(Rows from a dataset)
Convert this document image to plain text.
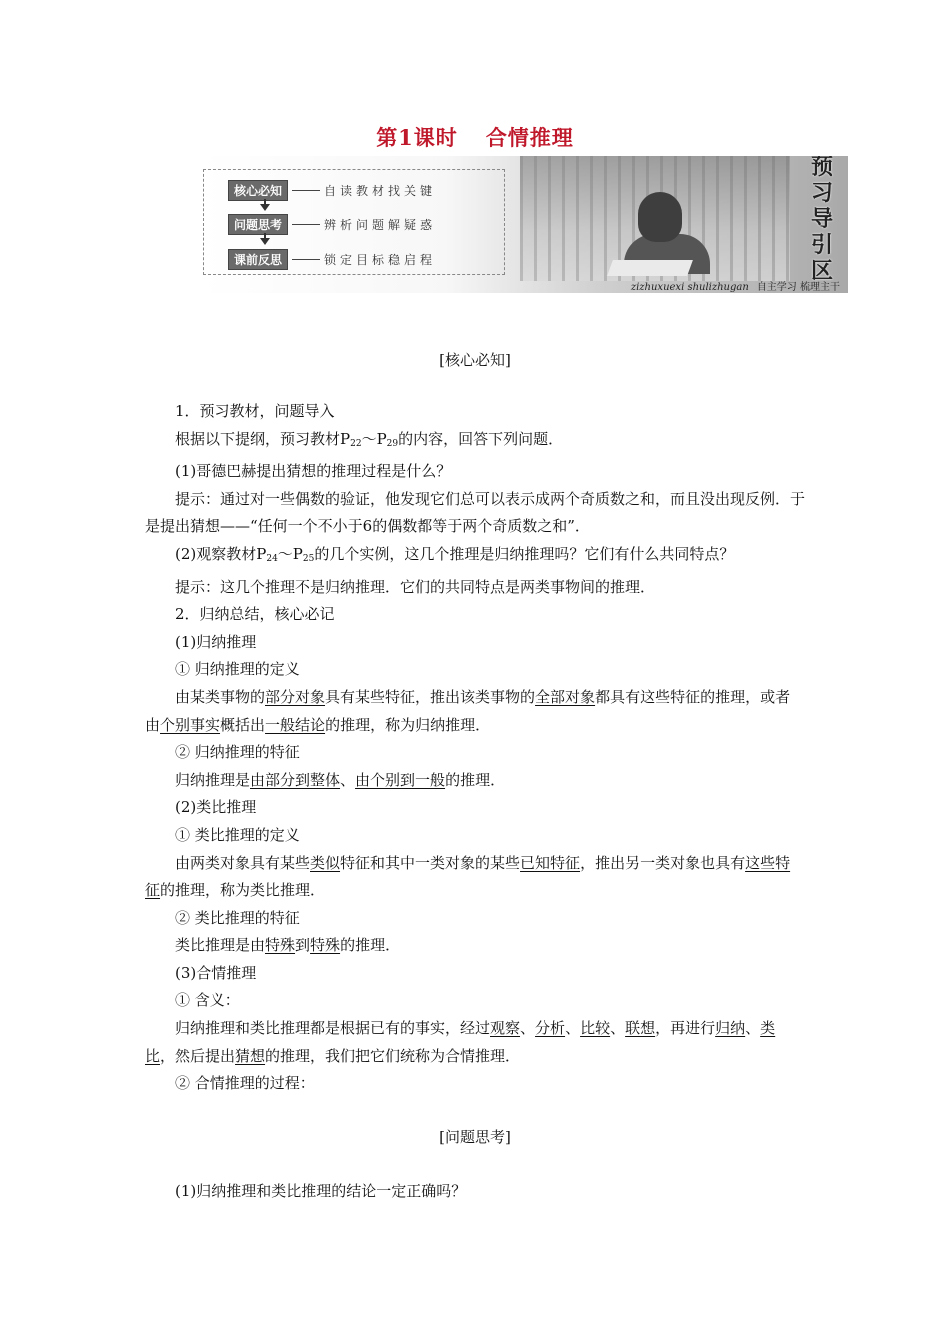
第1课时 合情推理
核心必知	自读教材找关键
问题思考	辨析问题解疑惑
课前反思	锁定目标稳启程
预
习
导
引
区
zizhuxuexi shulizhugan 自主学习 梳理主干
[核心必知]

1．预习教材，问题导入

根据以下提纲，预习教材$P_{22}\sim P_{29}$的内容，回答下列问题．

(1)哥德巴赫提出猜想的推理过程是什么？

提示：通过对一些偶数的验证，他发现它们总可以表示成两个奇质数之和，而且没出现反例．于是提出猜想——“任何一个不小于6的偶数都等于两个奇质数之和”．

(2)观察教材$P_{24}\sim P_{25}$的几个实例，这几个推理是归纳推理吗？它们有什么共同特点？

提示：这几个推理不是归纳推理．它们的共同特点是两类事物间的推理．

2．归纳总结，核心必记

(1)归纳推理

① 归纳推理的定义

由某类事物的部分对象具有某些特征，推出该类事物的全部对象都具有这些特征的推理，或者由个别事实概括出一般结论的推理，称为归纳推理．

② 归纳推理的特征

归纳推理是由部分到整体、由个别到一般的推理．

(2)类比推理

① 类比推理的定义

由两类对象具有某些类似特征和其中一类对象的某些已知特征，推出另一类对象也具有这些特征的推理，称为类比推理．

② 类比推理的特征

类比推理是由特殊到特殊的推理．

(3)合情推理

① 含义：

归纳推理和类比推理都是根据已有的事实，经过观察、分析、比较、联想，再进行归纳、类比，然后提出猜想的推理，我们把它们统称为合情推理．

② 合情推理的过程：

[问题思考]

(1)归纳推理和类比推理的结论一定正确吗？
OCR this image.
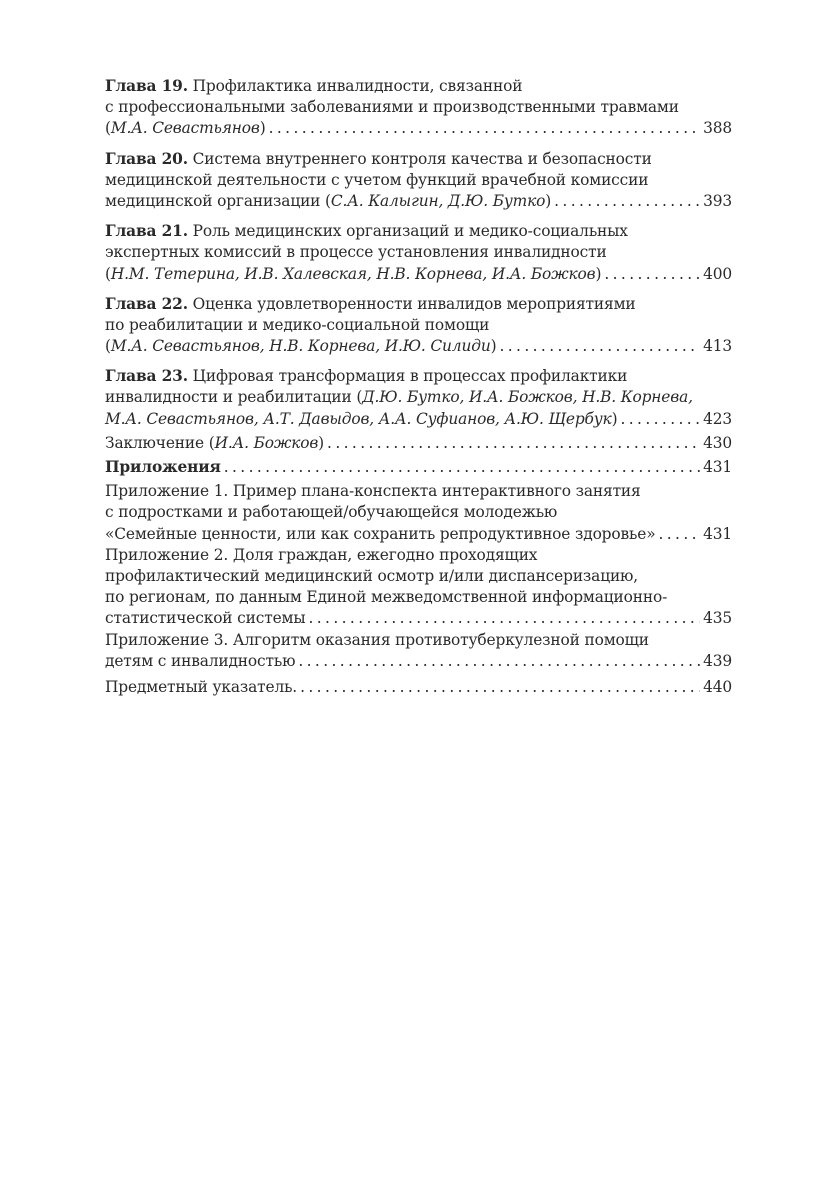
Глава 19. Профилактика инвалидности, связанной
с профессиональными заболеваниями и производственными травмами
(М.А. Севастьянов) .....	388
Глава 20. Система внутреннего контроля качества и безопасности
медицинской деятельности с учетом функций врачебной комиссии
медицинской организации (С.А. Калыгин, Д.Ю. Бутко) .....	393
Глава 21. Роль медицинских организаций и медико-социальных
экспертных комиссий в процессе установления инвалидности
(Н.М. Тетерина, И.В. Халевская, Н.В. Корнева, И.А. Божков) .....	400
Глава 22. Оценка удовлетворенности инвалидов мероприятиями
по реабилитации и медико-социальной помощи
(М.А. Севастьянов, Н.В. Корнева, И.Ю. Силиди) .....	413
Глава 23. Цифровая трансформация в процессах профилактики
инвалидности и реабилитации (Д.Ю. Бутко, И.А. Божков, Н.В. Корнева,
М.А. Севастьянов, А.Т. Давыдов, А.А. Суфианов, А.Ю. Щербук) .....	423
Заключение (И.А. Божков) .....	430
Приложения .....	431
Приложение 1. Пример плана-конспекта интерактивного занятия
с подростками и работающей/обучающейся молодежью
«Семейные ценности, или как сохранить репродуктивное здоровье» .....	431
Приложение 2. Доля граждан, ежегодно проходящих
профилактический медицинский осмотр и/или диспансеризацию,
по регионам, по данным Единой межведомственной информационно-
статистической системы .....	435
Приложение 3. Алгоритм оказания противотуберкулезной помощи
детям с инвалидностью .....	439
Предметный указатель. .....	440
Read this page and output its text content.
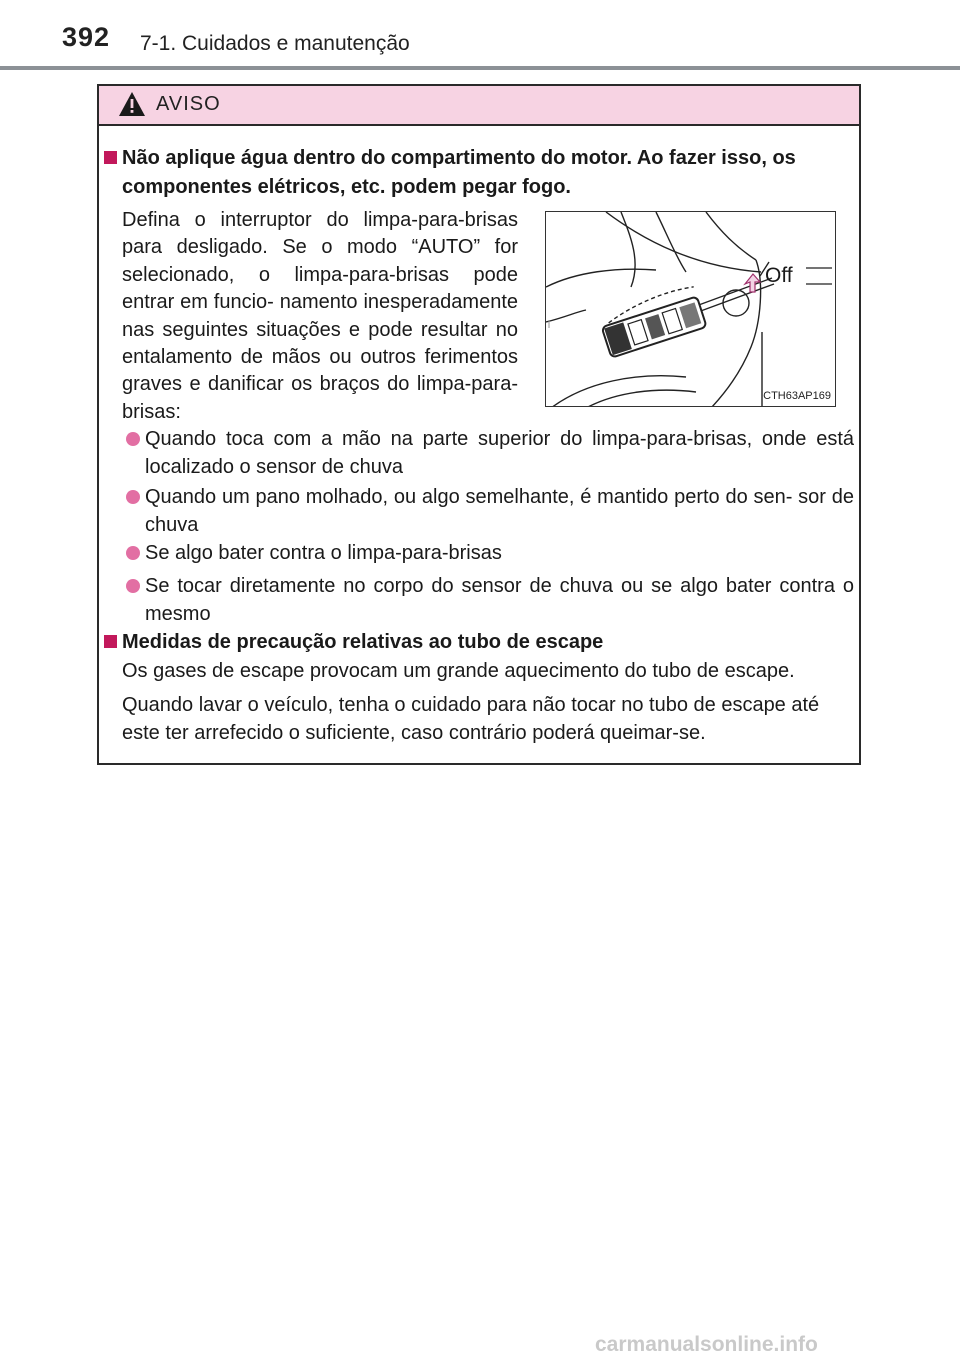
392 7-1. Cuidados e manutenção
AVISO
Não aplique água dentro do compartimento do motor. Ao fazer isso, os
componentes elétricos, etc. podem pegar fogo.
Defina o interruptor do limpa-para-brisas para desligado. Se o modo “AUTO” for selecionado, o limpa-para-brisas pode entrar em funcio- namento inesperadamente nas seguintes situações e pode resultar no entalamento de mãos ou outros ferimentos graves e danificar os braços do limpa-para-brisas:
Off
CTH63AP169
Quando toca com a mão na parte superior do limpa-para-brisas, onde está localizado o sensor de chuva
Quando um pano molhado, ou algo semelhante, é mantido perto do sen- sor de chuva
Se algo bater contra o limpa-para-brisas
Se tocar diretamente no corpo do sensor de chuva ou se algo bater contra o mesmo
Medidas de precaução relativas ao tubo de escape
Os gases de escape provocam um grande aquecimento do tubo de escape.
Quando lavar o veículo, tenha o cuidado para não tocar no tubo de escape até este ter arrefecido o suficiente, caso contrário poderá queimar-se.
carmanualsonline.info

* * *

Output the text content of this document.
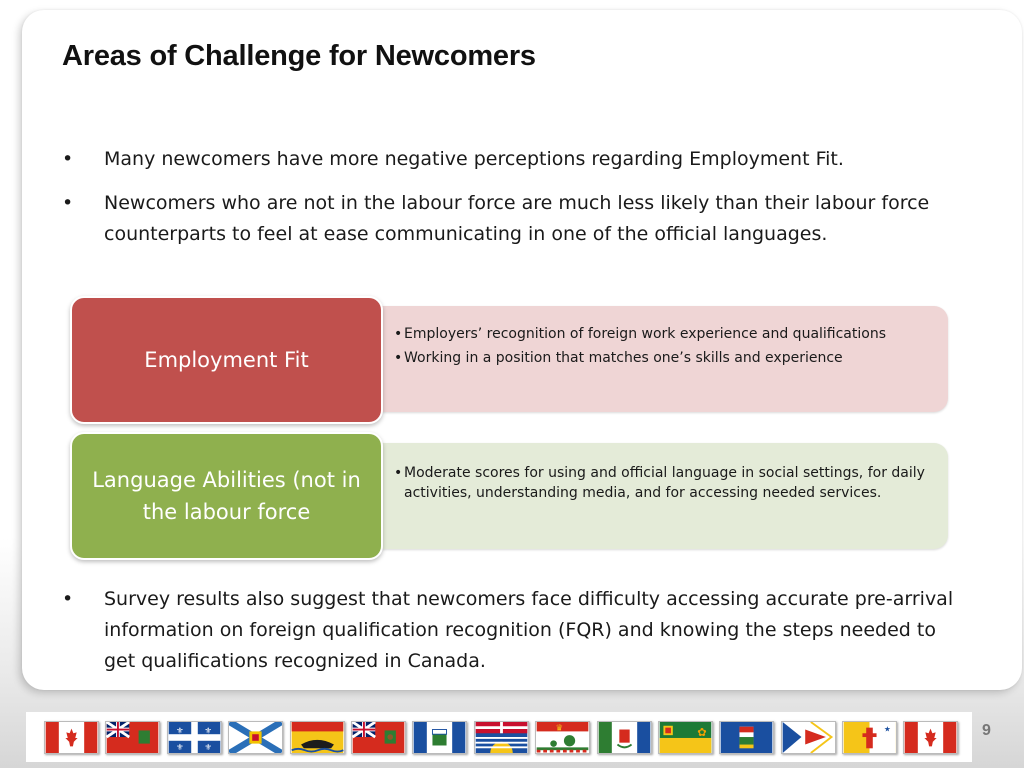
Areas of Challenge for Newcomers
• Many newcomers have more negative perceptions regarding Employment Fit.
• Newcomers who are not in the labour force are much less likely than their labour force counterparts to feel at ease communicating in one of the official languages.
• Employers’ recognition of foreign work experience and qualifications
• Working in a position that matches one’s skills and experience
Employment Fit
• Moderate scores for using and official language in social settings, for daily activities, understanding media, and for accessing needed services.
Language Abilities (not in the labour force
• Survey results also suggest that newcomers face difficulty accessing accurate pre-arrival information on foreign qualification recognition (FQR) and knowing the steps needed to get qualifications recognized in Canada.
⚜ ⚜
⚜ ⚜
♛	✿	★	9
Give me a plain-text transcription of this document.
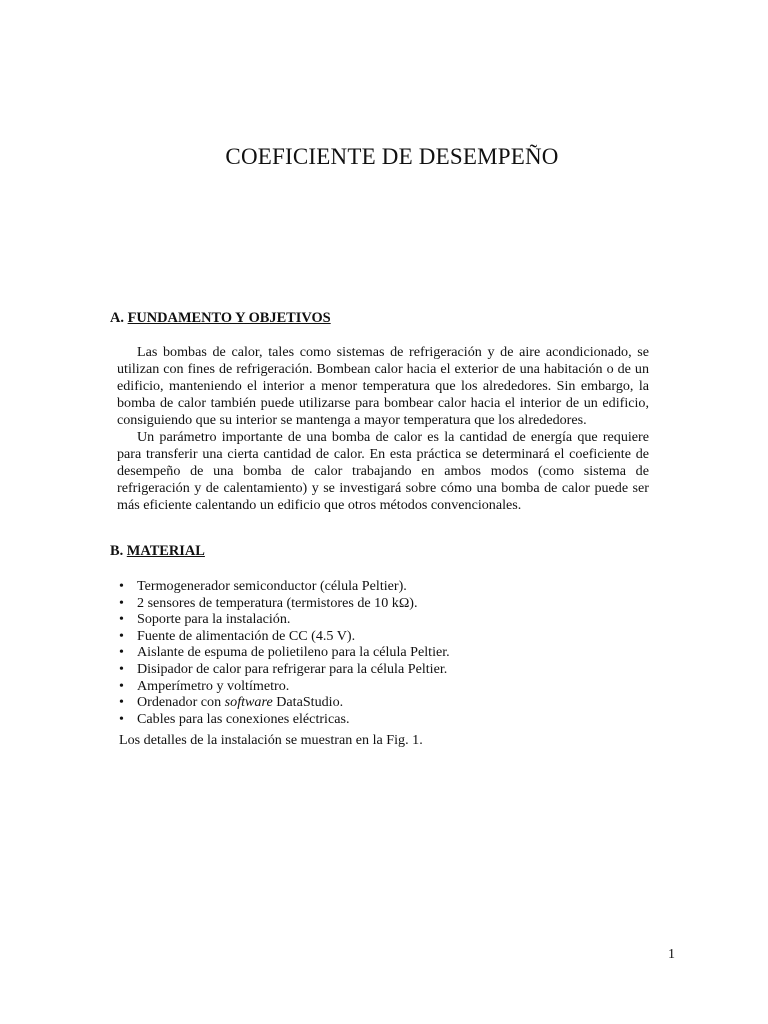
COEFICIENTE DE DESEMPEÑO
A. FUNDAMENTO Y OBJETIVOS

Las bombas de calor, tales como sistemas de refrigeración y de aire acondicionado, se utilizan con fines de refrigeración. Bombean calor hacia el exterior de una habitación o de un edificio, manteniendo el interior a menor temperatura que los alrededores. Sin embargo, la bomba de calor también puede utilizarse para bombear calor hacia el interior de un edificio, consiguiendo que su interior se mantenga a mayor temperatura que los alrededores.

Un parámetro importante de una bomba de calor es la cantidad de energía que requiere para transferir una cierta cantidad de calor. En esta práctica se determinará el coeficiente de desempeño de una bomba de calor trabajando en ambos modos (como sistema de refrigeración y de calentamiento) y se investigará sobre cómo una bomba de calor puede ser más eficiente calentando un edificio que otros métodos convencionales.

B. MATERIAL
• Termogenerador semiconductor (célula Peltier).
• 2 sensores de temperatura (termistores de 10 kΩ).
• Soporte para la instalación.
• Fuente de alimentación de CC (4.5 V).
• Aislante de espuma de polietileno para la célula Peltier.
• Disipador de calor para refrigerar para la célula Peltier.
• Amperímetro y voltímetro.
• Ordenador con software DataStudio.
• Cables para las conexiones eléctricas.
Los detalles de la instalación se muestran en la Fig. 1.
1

* **WHAT IS EXPECTED**
Reply with nothing except the number of lines in the listing above that include the string "Employment".

* **WRITTEN ANSWER**
2